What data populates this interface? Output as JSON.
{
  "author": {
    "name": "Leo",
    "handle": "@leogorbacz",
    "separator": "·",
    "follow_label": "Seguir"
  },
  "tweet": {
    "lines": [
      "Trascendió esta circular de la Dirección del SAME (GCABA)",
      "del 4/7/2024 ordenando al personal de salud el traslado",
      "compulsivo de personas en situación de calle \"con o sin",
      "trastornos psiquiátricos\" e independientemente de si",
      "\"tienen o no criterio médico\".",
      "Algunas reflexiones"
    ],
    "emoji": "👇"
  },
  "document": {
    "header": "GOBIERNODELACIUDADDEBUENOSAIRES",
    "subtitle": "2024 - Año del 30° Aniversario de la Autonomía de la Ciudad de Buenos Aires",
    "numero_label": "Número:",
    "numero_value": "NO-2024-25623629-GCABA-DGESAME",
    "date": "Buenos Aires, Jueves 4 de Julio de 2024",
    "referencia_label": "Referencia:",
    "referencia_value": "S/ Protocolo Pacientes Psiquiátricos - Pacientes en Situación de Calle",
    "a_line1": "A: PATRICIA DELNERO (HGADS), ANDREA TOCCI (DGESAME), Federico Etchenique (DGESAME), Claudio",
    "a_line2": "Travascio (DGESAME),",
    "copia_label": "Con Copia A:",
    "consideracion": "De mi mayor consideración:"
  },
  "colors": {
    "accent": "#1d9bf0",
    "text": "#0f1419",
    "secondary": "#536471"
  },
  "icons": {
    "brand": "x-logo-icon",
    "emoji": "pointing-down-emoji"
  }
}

==

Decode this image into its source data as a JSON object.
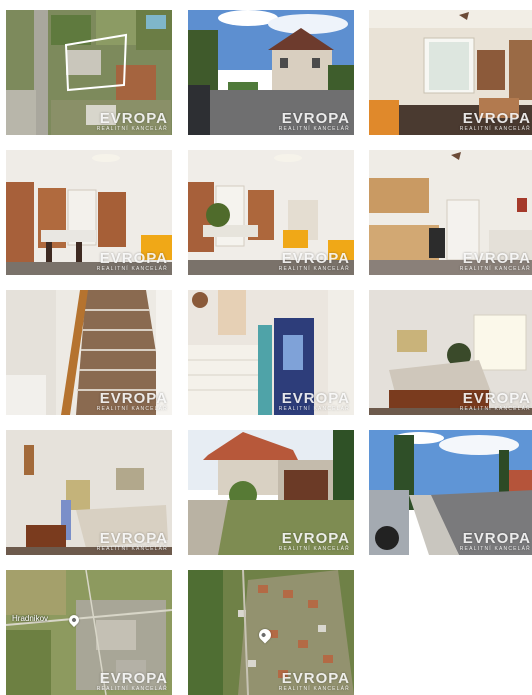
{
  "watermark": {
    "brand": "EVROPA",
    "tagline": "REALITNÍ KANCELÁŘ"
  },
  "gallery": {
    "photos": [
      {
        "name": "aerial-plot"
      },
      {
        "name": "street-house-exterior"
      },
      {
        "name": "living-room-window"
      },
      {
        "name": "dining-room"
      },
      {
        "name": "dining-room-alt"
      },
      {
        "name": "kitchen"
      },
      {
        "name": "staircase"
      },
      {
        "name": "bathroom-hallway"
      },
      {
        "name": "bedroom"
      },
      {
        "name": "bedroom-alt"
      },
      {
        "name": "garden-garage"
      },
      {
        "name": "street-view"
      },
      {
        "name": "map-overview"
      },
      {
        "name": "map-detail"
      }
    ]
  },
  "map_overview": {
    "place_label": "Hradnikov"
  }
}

Exercise - List all lines holding the string "this".

Finished task -
What data populates this interface? Output as JSON.
Decode this image into its source data as a JSON object.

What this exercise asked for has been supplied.